YOUR OBJECTIVE ▸ Reproduce the listing below exactly, minus its pictures.
━━━━━━━━━━━━━━━━━━━━
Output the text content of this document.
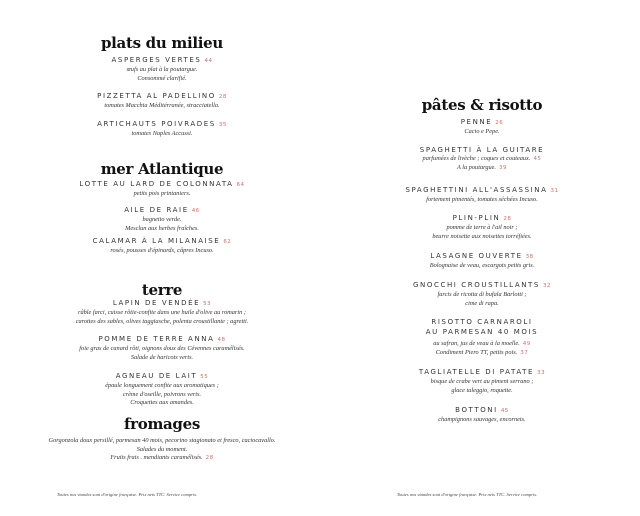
plats du milieu
ASPERGES VERTES 44
œufs au plat à la poutargue.
Consommé clarifié.
PIZZETTA AL PADELLINO 28
tomates Macchia Méditérranée, stracciatella.
ARTICHAUTS POIVRADES 35
tomates Naples Accussi.
mer Atlantique
LOTTE AU LARD DE COLONNATA 64
petits pois printaniers.
AILE DE RAIE 46
bagnetto verde.
Mesclun aux herbes fraîches.
CALAMAR À LA MILANAISE 62
rosés, pousses d'épinards, câpres Incuso.
terre
LAPIN DE VENDÉE 53
râble farci, cuisse rôtie-confite dans une huile d'olive au romarin ;
carottes des sables, olives taggiasche, polenta croustillante ; agretti.
POMME DE TERRE ANNA 48
foie gras de canard rôti, oignons doux des Cévennes caramélisés.
Salade de haricots verts.
AGNEAU DE LAIT 55
épaule longuement confite aux aromatiques ;
crème d'oseille, poivrons verts.
Croquettes aux amandes.
fromages
Gorgonzola doux persillé, parmesan 40 mois, pecorino stagionato et fresco, caciocavallo.
Salades du moment.
Fruits frais . mendiants caramélisés. 28
Toutes nos viandes sont d'origine française. Prix nets TTC. Service compris.
pâtes & risotto
PENNE 26
Cacio e Pepe.
SPAGHETTI À LA GUITARE
parfumées de livèche ; coques et couteaux. 45
A la poutargue. 39
SPAGHETTINI ALL'ASSASSINA 31
fortement pimentés, tomates séchées Incuso.
PLIN-PLIN 28
pomme de terre à l'ail noir ;
beurre noisette aux noisettes torréfiées.
LASAGNE OUVERTE 38
Bolognaise de veau, escargots petits gris.
GNOCCHI CROUSTILLANTS 32
farcis de ricotta di bufala Barlotti ;
cime di rapa.
RISOTTO CARNAROLI
AU PARMESAN 40 MOIS
au safran, jus de veau à la moelle. 49
Condiment Piero TT, petits pois. 37
TAGLIATELLE DI PATATE 33
bisque de crabe vert au piment serrano ;
glace taleggio, roquette.
BOTTONI 45
champignons sauvages, encornets.
Toutes nos viandes sont d'origine française. Prix nets TTC. Service compris.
━━━━━━━━━━━━━━━━━━━━
CORRECT RESPONSE ▸
Output the text content of this document.
plats du milieu
ASPERGES VERTES 44
œufs au plat à la poutargue.
Consommé clarifié.
PIZZETTA AL PADELLINO 28
tomates Macchia Méditérranée, stracciatella.
ARTICHAUTS POIVRADES 35
tomates Naples Accussi.
mer Atlantique
LOTTE AU LARD DE COLONNATA 64
petits pois printaniers.
AILE DE RAIE 46
bagnetto verde.
Mesclun aux herbes fraîches.
CALAMAR À LA MILANAISE 62
rosés, pousses d'épinards, câpres Incuso.
terre
LAPIN DE VENDÉE 53
râble farci, cuisse rôtie-confite dans une huile d'olive au romarin ;
carottes des sables, olives taggiasche, polenta croustillante ; agretti.
POMME DE TERRE ANNA 48
foie gras de canard rôti, oignons doux des Cévennes caramélisés.
Salade de haricots verts.
AGNEAU DE LAIT 55
épaule longuement confite aux aromatiques ;
crème d'oseille, poivrons verts.
Croquettes aux amandes.
fromages
Gorgonzola doux persillé, parmesan 40 mois, pecorino stagionato et fresco, caciocavallo.
Salades du moment.
Fruits frais . mendiants caramélisés. 28
Toutes nos viandes sont d'origine française. Prix nets TTC. Service compris.
pâtes & risotto
PENNE 26
Cacio e Pepe.
SPAGHETTI À LA GUITARE
parfumées de livèche ; coques et couteaux. 45
A la poutargue. 39
SPAGHETTINI ALL'ASSASSINA 31
fortement pimentés, tomates séchées Incuso.
PLIN-PLIN 28
pomme de terre à l'ail noir ;
beurre noisette aux noisettes torréfiées.
LASAGNE OUVERTE 38
Bolognaise de veau, escargots petits gris.
GNOCCHI CROUSTILLANTS 32
farcis de ricotta di bufala Barlotti ;
cime di rapa.
RISOTTO CARNAROLI
AU PARMESAN 40 MOIS
au safran, jus de veau à la moelle. 49
Condiment Piero TT, petits pois. 37
TAGLIATELLE DI PATATE 33
bisque de crabe vert au piment serrano ;
glace taleggio, roquette.
BOTTONI 45
champignons sauvages, encornets.
Toutes nos viandes sont d'origine française. Prix nets TTC. Service compris.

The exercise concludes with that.